### [Work to be completed]
Continue the tech news roundup about Java security flaws, Facebook Graph Search and Apple from the point where it stops.
[Opening Excerpt section]
Late last week, the Department of Homeland Security issued an alert about a flaw in Oracle’s Java software that could have potentially put 850 million computers at risk. Apple, Mozilla and other companies advised uninstalling or disabling Java until an update was available and Oracle put the pedal to the metal and rushed out a fix over the weekend. Security experts, however, were still dubious about patch, lingering security issues or even the need to still run Java in the first place.
Java security flaws are also suspected in a wave of cyber-espionage attacks on computer networks used by several international governmental, scientific and diplomatic agencies The attack campaign, dubbed “Red October” by security firm Kaspersky Labs, seems to have been active since 2007 and continues — albeit without the brawny Sean Connery-Alec Baldwin star power of the 1990 film that was made from the namesake 1984 Tom Clancy thriller, “The Hunt for Red October.” (The film version is available to stream on Netflix, and if you have a Nintentdo Wii, you can also watch it there since Amazon’s Instant Video service is now available on your game console.)
In case you have too many online friends and can’t keep track of their interests, Facebook just introduced a new feature this week called Graph Search. This future tool lets you match up people on your friends list with things you are looking for, like buddies with similar hobbies — as long as they’ve shared the info publicly. Graph Search is in the beta stage and may cut into LinkedIn’s territory more than Google’s as some have speculated. Also in the social-network news: MySpace made its redesigned site available to the public this week.
John Scully, a former Apple CEO, said the company needs to adapt to a changing world by overhauling its supply chain to meet demand for cheaper smartphones in emerging markets. Competition from Samsung, which has now sold more than 100 million Galaxy smartphones, is probably adding to Apple’s angina. (Some research has even shown that younger buyers consider Samsung’s phones way cooler compared to the iPhone, which may feel like the 1990’s in reverse for the longtime Applefolk.)
[Closing Excerpt section]
[Opening Excerpted records section]
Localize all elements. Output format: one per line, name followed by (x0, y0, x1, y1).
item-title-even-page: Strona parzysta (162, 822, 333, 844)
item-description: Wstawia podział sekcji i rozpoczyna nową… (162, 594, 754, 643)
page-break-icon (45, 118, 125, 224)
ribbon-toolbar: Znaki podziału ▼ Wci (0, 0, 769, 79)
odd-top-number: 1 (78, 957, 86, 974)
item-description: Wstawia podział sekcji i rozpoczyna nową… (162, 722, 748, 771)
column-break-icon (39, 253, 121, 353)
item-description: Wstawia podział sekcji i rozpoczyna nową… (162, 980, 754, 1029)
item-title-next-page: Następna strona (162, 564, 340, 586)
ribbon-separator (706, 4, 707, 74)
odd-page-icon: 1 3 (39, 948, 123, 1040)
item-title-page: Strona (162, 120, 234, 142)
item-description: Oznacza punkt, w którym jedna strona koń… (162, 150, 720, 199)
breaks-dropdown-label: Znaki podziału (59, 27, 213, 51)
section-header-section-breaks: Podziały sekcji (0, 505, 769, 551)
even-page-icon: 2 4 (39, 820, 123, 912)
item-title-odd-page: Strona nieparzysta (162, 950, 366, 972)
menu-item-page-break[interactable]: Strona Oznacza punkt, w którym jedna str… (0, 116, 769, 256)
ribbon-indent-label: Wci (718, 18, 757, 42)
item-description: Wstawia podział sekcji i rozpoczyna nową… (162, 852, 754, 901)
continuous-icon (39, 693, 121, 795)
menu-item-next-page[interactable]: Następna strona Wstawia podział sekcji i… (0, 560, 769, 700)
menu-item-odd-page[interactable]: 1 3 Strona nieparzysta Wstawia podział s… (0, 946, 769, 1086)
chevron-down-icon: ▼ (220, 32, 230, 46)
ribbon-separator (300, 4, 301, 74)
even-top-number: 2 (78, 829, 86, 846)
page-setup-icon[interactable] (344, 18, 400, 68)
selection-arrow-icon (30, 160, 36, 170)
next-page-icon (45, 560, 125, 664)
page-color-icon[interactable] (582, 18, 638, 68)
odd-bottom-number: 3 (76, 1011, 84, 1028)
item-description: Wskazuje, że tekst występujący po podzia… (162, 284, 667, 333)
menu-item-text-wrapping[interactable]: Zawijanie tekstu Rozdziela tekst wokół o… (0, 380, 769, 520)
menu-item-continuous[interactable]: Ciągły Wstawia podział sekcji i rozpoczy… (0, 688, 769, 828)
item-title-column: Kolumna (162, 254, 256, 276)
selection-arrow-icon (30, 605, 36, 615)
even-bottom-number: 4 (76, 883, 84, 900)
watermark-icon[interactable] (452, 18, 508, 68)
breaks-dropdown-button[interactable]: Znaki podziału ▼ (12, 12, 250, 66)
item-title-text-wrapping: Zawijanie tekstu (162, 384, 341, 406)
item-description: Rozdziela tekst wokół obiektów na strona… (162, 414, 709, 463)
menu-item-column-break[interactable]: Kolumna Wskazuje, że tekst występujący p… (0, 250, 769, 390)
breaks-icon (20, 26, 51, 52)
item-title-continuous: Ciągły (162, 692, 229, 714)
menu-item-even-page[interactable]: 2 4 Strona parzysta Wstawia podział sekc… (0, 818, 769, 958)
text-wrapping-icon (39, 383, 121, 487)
[Closing Excerpted records section]
### [Answer below]
But while Samsung and Apple duke it out in the profitability-and-popularity contest, Microsoft is still trying to get developers to write apps for its Windows Phone handsets. Perhaps in a whiff of reality-show excitement, the company launched a contest this week called “Window Phone Next App Star” that invites developers to create and submit their apps for judging and rating by public voters. Research in Motion is also in app-gathering mode and just got 15,000 new apps for the BlackBerry in about 37 hours thanks to a couple of Portathon sessions that invited developers to port versions of their apps for other systems to the BlackBerry OS for fun and prizes.
Meanwhile, up on Mars, NASA’s Curiosity Rover is rocking out and may be doing some drilling up on Mars. Yay, science!
Finally, we here at Pop Tech Jam note the passing of Internet prodigy and programmer Aaron Swartz, who sadly committed suicide at the age of 26 last week. Swartz, who helped create RSS at the age of 14, worked on other Web applications and was an advocate for freedom of information and open access online, was facing a Federal trial this spring for downloading millions of scientific journals, scholarly research and other documents from MIT and the JSTOR archive. While MIT has launched an internal probe of the events leading up to Mr. Swartz’s death, activists like the Electronic Freedom Foundation have called for an overall in computer crime law. Requiescat in pace, Mr. Swartz, and thank you for making the Internet a better place.